*Exercise instructions:* Copy every one of the lines below word for word, omitting the pictures from your answer.

*Supplied data:*
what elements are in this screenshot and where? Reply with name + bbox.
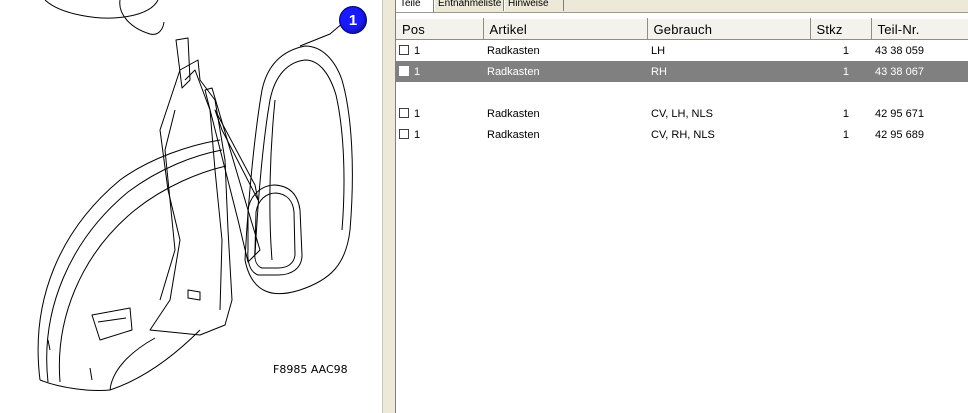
callout-number-badge[interactable]: 1 — [339, 6, 367, 34]
teil-nr-cell: 43 38 059 — [875, 44, 924, 57]
tab-strip: Teile Entnahmeliste Hinweise — [396, 0, 968, 13]
pos-cell: 1 — [396, 103, 483, 124]
artikel-cell: Radkasten — [487, 44, 540, 57]
pos-cell: 1 — [396, 40, 483, 62]
artikel-cell: Radkasten — [487, 128, 540, 141]
pos-value: 1 — [414, 44, 421, 57]
teil-nr-cell: 42 95 671 — [875, 107, 924, 120]
parts-drawing-pane: 1 F8985 AAC98 — [0, 0, 382, 413]
empty-cell — [396, 82, 968, 103]
pos-cell: 1 — [396, 61, 483, 82]
table-row[interactable]: 1 Radkasten CV, LH, NLS 1 42 95 671 — [396, 103, 968, 124]
parts-table: Pos Artikel Gebrauch Stkz Teil-Nr. 1 Rad… — [396, 18, 968, 145]
gebrauch-cell: CV, RH, NLS — [651, 128, 715, 141]
column-header-pos[interactable]: Pos — [396, 18, 484, 40]
artikel-cell: Radkasten — [487, 107, 540, 120]
stkz-cell: 1 — [842, 44, 849, 57]
tab-hinweise[interactable]: Hinweise — [504, 0, 564, 11]
table-row-selected[interactable]: 1 Radkasten RH 1 43 38 067 — [396, 61, 968, 82]
table-row-empty — [396, 82, 968, 103]
pane-splitter[interactable] — [382, 0, 396, 413]
stkz-cell: 1 — [842, 107, 849, 120]
column-header-teil-nr[interactable]: Teil-Nr. — [871, 18, 968, 40]
table-row[interactable]: 1 Radkasten LH 1 43 38 059 — [396, 40, 968, 62]
tab-teile[interactable]: Teile — [396, 0, 434, 12]
pos-value: 1 — [414, 65, 421, 78]
column-header-stkz[interactable]: Stkz — [810, 18, 872, 40]
gebrauch-cell: LH — [651, 44, 666, 57]
stkz-cell: 1 — [842, 128, 849, 141]
column-header-artikel[interactable]: Artikel — [483, 18, 648, 40]
column-header-gebrauch[interactable]: Gebrauch — [647, 18, 811, 40]
artikel-cell: Radkasten — [483, 61, 647, 82]
gebrauch-cell: RH — [647, 61, 810, 82]
wheel-housing-drawing — [37, 0, 353, 391]
row-checkbox[interactable] — [399, 107, 409, 118]
parts-list-pane: Teile Entnahmeliste Hinweise Pos Artikel… — [396, 0, 968, 413]
table-row[interactable]: 1 Radkasten CV, RH, NLS 1 42 95 689 — [396, 124, 968, 145]
pos-value: 1 — [414, 107, 421, 120]
drawing-code-label: F8985 AAC98 — [273, 363, 348, 376]
gebrauch-cell: CV, LH, NLS — [651, 107, 713, 120]
teil-nr-cell: 42 95 689 — [875, 128, 924, 141]
row-checkbox[interactable] — [399, 65, 409, 76]
pos-value: 1 — [414, 128, 421, 141]
tab-entnahmeliste[interactable]: Entnahmeliste — [434, 0, 504, 11]
row-checkbox[interactable] — [399, 128, 409, 139]
teil-nr-cell: 43 38 067 — [871, 61, 968, 82]
row-checkbox[interactable] — [399, 44, 409, 55]
stkz-cell: 1 — [810, 61, 871, 82]
table-header-row: Pos Artikel Gebrauch Stkz Teil-Nr. — [396, 18, 968, 40]
pos-cell: 1 — [396, 124, 483, 145]
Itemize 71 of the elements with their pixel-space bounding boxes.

*Solved exercise:*
what elements are in this screenshot and where? Reply with name + bbox.
callout-number-badge[interactable]: 1 — [339, 6, 367, 34]
teil-nr-cell: 43 38 059 — [875, 44, 924, 57]
tab-strip: Teile Entnahmeliste Hinweise — [396, 0, 968, 13]
pos-cell: 1 — [396, 103, 483, 124]
artikel-cell: Radkasten — [487, 44, 540, 57]
pos-cell: 1 — [396, 40, 483, 62]
artikel-cell: Radkasten — [487, 128, 540, 141]
pos-value: 1 — [414, 44, 421, 57]
teil-nr-cell: 42 95 671 — [875, 107, 924, 120]
parts-drawing-pane: 1 F8985 AAC98 — [0, 0, 382, 413]
empty-cell — [396, 82, 968, 103]
pos-cell: 1 — [396, 61, 483, 82]
table-row[interactable]: 1 Radkasten CV, LH, NLS 1 42 95 671 — [396, 103, 968, 124]
parts-table: Pos Artikel Gebrauch Stkz Teil-Nr. 1 Rad… — [396, 18, 968, 145]
gebrauch-cell: CV, RH, NLS — [651, 128, 715, 141]
column-header-pos[interactable]: Pos — [396, 18, 484, 40]
artikel-cell: Radkasten — [487, 107, 540, 120]
stkz-cell: 1 — [842, 44, 849, 57]
tab-hinweise[interactable]: Hinweise — [504, 0, 564, 11]
table-row-selected[interactable]: 1 Radkasten RH 1 43 38 067 — [396, 61, 968, 82]
table-row-empty — [396, 82, 968, 103]
pane-splitter[interactable] — [382, 0, 396, 413]
stkz-cell: 1 — [842, 107, 849, 120]
column-header-teil-nr[interactable]: Teil-Nr. — [871, 18, 968, 40]
table-row[interactable]: 1 Radkasten LH 1 43 38 059 — [396, 40, 968, 62]
tab-teile[interactable]: Teile — [396, 0, 434, 12]
pos-value: 1 — [414, 65, 421, 78]
column-header-stkz[interactable]: Stkz — [810, 18, 872, 40]
gebrauch-cell: LH — [651, 44, 666, 57]
stkz-cell: 1 — [842, 128, 849, 141]
column-header-artikel[interactable]: Artikel — [483, 18, 648, 40]
column-header-gebrauch[interactable]: Gebrauch — [647, 18, 811, 40]
artikel-cell: Radkasten — [483, 61, 647, 82]
gebrauch-cell: RH — [647, 61, 810, 82]
wheel-housing-drawing — [37, 0, 353, 391]
row-checkbox[interactable] — [399, 107, 409, 118]
parts-list-pane: Teile Entnahmeliste Hinweise Pos Artikel… — [396, 0, 968, 413]
table-row[interactable]: 1 Radkasten CV, RH, NLS 1 42 95 689 — [396, 124, 968, 145]
pos-value: 1 — [414, 107, 421, 120]
drawing-code-label: F8985 AAC98 — [273, 363, 348, 376]
gebrauch-cell: CV, LH, NLS — [651, 107, 713, 120]
teil-nr-cell: 42 95 689 — [875, 128, 924, 141]
row-checkbox[interactable] — [399, 65, 409, 76]
pos-value: 1 — [414, 128, 421, 141]
tab-entnahmeliste[interactable]: Entnahmeliste — [434, 0, 504, 11]
row-checkbox[interactable] — [399, 128, 409, 139]
teil-nr-cell: 43 38 067 — [871, 61, 968, 82]
row-checkbox[interactable] — [399, 44, 409, 55]
stkz-cell: 1 — [810, 61, 871, 82]
table-header-row: Pos Artikel Gebrauch Stkz Teil-Nr. — [396, 18, 968, 40]
pos-cell: 1 — [396, 124, 483, 145]
Itemize 71 of the elements with their pixel-space bounding boxes.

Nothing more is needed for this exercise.